Required task: The records should be written out in full, with nothing altered.

========================================

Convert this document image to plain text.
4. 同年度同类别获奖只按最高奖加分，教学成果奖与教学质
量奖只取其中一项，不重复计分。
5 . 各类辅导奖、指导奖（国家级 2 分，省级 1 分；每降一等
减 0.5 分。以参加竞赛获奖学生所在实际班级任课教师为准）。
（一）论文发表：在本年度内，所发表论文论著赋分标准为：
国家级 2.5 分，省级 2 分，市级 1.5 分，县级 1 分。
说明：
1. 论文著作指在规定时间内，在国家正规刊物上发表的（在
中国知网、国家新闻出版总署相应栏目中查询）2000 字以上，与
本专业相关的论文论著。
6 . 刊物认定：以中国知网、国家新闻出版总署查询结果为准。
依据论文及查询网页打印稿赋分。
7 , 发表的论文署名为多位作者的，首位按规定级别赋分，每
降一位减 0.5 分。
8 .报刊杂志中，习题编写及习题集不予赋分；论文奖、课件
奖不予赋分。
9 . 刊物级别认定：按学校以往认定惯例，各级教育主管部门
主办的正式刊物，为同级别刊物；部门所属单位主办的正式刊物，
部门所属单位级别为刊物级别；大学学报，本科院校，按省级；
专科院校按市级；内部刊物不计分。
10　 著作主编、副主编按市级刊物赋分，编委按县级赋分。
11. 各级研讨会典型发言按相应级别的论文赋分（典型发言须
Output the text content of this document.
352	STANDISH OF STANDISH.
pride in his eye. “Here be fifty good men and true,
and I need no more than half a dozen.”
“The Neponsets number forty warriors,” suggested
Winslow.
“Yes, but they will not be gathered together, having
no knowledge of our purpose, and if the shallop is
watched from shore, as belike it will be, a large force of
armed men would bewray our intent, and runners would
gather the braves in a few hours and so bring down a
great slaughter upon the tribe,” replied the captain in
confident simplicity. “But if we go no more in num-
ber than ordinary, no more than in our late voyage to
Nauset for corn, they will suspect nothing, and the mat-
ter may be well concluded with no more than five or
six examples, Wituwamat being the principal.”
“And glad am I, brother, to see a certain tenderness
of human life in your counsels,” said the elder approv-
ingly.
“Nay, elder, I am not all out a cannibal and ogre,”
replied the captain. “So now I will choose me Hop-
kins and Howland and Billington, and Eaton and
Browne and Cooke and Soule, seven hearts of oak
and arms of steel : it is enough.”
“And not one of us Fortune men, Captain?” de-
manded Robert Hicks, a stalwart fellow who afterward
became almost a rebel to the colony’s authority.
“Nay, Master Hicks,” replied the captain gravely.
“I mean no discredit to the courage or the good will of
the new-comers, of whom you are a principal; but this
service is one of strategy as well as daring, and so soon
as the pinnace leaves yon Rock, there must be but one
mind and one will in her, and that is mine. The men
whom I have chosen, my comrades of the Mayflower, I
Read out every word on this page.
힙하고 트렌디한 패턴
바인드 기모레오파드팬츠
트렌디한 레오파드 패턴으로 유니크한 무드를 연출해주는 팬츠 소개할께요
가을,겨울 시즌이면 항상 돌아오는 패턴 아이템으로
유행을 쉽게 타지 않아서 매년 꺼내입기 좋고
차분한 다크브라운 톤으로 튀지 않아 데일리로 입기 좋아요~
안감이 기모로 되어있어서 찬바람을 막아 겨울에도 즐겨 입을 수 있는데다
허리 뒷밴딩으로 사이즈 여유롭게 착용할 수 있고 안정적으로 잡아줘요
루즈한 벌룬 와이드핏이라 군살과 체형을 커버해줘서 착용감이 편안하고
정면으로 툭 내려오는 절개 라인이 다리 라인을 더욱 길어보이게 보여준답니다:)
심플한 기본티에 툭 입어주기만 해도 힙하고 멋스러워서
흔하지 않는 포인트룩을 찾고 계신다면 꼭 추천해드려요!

========================================

Worked solution:
Convert this document image to plain text.
4. 同年度同类别获奖只按最高奖加分，教学成果奖与教学质
量奖只取其中一项，不重复计分。
5 . 各类辅导奖、指导奖（国家级 2 分，省级 1 分；每降一等
减 0.5 分。以参加竞赛获奖学生所在实际班级任课教师为准）。
（一）论文发表：在本年度内，所发表论文论著赋分标准为：
国家级 2.5 分，省级 2 分，市级 1.5 分，县级 1 分。
说明：
1. 论文著作指在规定时间内，在国家正规刊物上发表的（在
中国知网、国家新闻出版总署相应栏目中查询）2000 字以上，与
本专业相关的论文论著。
6 . 刊物认定：以中国知网、国家新闻出版总署查询结果为准。
依据论文及查询网页打印稿赋分。
7 , 发表的论文署名为多位作者的，首位按规定级别赋分，每
降一位减 0.5 分。
8 .报刊杂志中，习题编写及习题集不予赋分；论文奖、课件
奖不予赋分。
9 . 刊物级别认定：按学校以往认定惯例，各级教育主管部门
主办的正式刊物，为同级别刊物；部门所属单位主办的正式刊物，
部门所属单位级别为刊物级别；大学学报，本科院校，按省级；
专科院校按市级；内部刊物不计分。
10　 著作主编、副主编按市级刊物赋分，编委按县级赋分。
11. 各级研讨会典型发言按相应级别的论文赋分（典型发言须
Output the text content of this document.
352	STANDISH OF STANDISH.
pride in his eye. “Here be fifty good men and true,
and I need no more than half a dozen.”
“The Neponsets number forty warriors,” suggested
Winslow.
“Yes, but they will not be gathered together, having
no knowledge of our purpose, and if the shallop is
watched from shore, as belike it will be, a large force of
armed men would bewray our intent, and runners would
gather the braves in a few hours and so bring down a
great slaughter upon the tribe,” replied the captain in
confident simplicity. “But if we go no more in num-
ber than ordinary, no more than in our late voyage to
Nauset for corn, they will suspect nothing, and the mat-
ter may be well concluded with no more than five or
six examples, Wituwamat being the principal.”
“And glad am I, brother, to see a certain tenderness
of human life in your counsels,” said the elder approv-
ingly.
“Nay, elder, I am not all out a cannibal and ogre,”
replied the captain. “So now I will choose me Hop-
kins and Howland and Billington, and Eaton and
Browne and Cooke and Soule, seven hearts of oak
and arms of steel : it is enough.”
“And not one of us Fortune men, Captain?” de-
manded Robert Hicks, a stalwart fellow who afterward
became almost a rebel to the colony’s authority.
“Nay, Master Hicks,” replied the captain gravely.
“I mean no discredit to the courage or the good will of
the new-comers, of whom you are a principal; but this
service is one of strategy as well as daring, and so soon
as the pinnace leaves yon Rock, there must be but one
mind and one will in her, and that is mine. The men
whom I have chosen, my comrades of the Mayflower, I
Read out every word on this page.
힙하고 트렌디한 패턴
바인드 기모레오파드팬츠
트렌디한 레오파드 패턴으로 유니크한 무드를 연출해주는 팬츠 소개할께요
가을,겨울 시즌이면 항상 돌아오는 패턴 아이템으로
유행을 쉽게 타지 않아서 매년 꺼내입기 좋고
차분한 다크브라운 톤으로 튀지 않아 데일리로 입기 좋아요~
안감이 기모로 되어있어서 찬바람을 막아 겨울에도 즐겨 입을 수 있는데다
허리 뒷밴딩으로 사이즈 여유롭게 착용할 수 있고 안정적으로 잡아줘요
루즈한 벌룬 와이드핏이라 군살과 체형을 커버해줘서 착용감이 편안하고
정면으로 툭 내려오는 절개 라인이 다리 라인을 더욱 길어보이게 보여준답니다:)
심플한 기본티에 툭 입어주기만 해도 힙하고 멋스러워서
흔하지 않는 포인트룩을 찾고 계신다면 꼭 추천해드려요!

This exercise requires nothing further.